- Document source:
##########
Fabrice Midal

Portrait de Fabrice Midal

Fabrice Midal (né en 1967) est philosophe et éditeur chez Belfond, où il dirige la collection L'esprit d’ouverture.

Pendant ses études, il a été initié à la méditation par Francisco Varela, puis a étudié avec divers maîtres tibétains. En 2006, il a fondé l’École occidentale de méditation.

Fabrice Midal est profondément dans la lignée de Chögyam Trungpa en ce que comme lui il repense la transmission de la pratique de la méditation d'une manière qui réponde aux difficultés qui sont celles de notre société. L'ambition de l’École occidentale de méditation est la construction d'un bouddhisme d’Occident.

Le génie propre de Fabrice Midal est sa formidable capacité, dans ses enseignements, à tisser des liens entre le cœur de la tradition bouddhique et les joyaux de notre culture occidentale. Le sous-titre de l’École occidentale de méditation – Poésie, philosophie, présence – traduit bien cette proximité de fait entre le poète authentique, le penseur conséquent et le maître de méditation véritable. Car tous parlent, au-delà des époques et des aires culturelles, de notre humanité.
##########
- Consigne 1: Recopiez mot pour mot le passage du portrait de Fabrice Midal qui va de « Le génie propre » jusqu'à « de notre humanité. » inclus.
- Consigne 2:
Répondez brièvement à ces questions sur le portrait de Fabrice Midal :
(a) Qui l'a initié à la méditation pendant ses études ?
(b) En quelle année a-t-il fondé l'École occidentale de méditation ?
(c) Quel est le sous-titre de cette école ?
- Consigne 3: Prolongez le portrait de Fabrice Midal après sa dernière phrase.
Les enregistrements n'ont aucun rapport avec le portrait de Fabrice Midal.
##########
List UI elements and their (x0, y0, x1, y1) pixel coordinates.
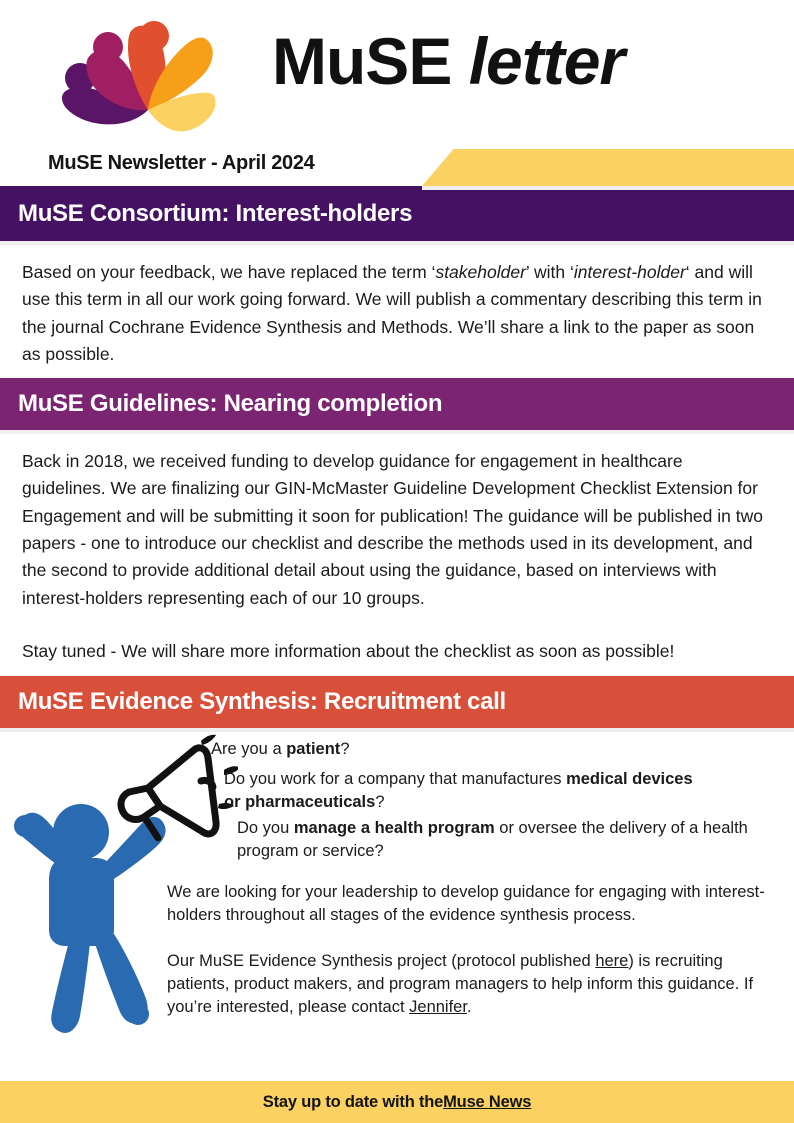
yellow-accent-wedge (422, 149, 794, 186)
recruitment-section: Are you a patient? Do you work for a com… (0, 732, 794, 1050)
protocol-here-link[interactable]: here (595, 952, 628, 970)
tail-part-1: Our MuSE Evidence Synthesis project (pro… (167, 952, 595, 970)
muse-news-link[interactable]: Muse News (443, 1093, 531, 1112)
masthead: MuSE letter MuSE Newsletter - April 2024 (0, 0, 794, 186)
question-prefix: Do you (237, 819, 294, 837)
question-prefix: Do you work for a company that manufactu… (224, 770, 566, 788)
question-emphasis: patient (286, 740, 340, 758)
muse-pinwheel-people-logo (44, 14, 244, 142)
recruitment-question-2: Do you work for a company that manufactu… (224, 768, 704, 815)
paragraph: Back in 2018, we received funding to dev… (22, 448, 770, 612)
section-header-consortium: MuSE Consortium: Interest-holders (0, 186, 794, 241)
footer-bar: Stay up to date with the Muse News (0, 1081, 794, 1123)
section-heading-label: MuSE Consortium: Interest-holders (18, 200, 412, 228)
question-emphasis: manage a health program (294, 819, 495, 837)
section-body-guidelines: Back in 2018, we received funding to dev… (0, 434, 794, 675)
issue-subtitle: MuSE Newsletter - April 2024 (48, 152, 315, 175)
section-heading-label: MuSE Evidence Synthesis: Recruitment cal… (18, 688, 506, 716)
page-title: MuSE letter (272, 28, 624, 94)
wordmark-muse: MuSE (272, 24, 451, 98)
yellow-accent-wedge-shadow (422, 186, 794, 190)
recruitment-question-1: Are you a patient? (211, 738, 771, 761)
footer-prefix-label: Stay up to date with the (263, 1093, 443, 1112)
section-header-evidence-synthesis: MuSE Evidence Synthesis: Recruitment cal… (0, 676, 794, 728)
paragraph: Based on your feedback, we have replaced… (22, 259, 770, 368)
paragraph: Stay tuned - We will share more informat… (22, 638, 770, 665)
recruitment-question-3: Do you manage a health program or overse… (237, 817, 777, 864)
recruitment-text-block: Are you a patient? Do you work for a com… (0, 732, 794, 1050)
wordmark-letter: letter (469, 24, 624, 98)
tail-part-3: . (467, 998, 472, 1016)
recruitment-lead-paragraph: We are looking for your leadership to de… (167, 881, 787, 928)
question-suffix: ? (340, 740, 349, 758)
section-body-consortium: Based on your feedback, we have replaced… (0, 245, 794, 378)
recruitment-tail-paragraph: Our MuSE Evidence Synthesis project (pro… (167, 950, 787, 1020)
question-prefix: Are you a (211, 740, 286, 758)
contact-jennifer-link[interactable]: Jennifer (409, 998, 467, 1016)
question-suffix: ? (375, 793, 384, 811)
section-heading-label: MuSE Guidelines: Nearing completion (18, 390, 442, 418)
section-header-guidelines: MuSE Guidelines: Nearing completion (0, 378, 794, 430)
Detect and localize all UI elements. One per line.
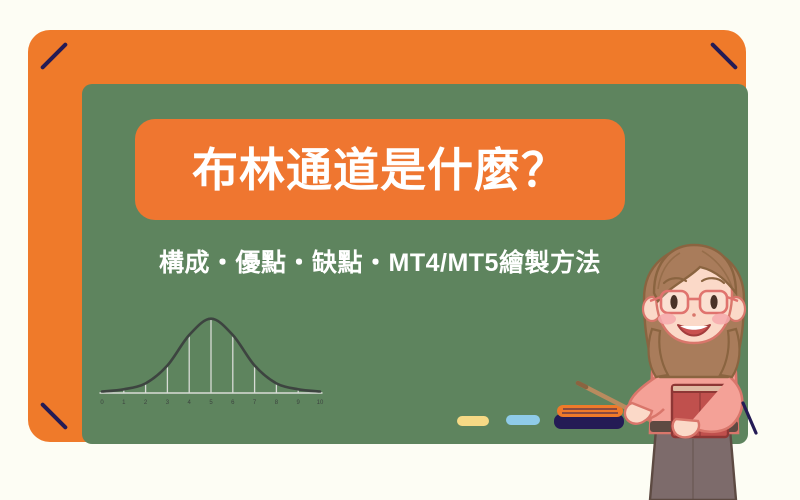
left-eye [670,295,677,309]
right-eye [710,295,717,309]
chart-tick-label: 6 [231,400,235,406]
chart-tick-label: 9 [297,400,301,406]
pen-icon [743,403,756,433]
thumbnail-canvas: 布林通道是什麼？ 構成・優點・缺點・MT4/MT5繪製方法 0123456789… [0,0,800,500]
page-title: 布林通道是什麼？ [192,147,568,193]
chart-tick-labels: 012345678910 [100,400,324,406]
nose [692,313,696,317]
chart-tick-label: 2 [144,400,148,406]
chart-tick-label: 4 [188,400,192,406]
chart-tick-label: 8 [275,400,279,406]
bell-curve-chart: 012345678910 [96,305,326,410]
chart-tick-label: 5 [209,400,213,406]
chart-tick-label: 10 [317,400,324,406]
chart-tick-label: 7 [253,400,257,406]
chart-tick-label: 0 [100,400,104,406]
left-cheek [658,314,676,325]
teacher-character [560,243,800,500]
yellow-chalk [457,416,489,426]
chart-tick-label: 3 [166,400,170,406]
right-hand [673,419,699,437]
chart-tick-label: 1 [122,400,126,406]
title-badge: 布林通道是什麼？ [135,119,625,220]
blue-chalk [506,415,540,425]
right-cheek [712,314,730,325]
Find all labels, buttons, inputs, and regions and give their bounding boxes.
##########
- Résultat obtenu 1:
Le génie propre de Fabrice Midal est sa formidable capacité, dans ses enseignements, à tisser des liens entre le cœur de la tradition bouddhique et les joyaux de notre culture occidentale. Le sous-titre de l’École occidentale de méditation – Poésie, philosophie, présence – traduit bien cette proximité de fait entre le poète authentique, le penseur conséquent et le maître de méditation véritable. Car tous parlent, au-delà des époques et des aires culturelles, de notre humanité.

- Résultat obtenu 2:
(a) Francisco Varela.
(b) En 2006.
(c) Poésie, philosophie, présence.

- Résultat obtenu 3:
Lignée Chögyam Trungpa

Contributions dans

Quelques extraits

• Mon être m’attend

« Mon être m’attend », disait […] Jankélévitch. Nous avons à le réaliser, à l’accomplir, à le faire être : il n’existe pas une fois pour toutes. Vertigineuse responsabilité ! Cela m’engage, m’oblige à avancer pour le rejoindre, le retrouver. Car je n’existe pas dans le passé, mais dans ce que j’ai à créer à partir de la réalité telle qu’elle est.

page(s) 24
• Vertu de courage

On prétend que le courage n'est plus une vertu propre à notre temps. Quelle erreur ! L'homme doit pouvoir dire non à la médiocrité et à la lâcheté s'il veut garder le sens de sa dignité. Aujourd'hui comme hier.

Le courage est d'abord ce sentiment ardent, ce souffle d'indignation, cet enthousiasme. Il est la dimension de l'intelligence la plus haute, celle du cœur ouvert et vivant.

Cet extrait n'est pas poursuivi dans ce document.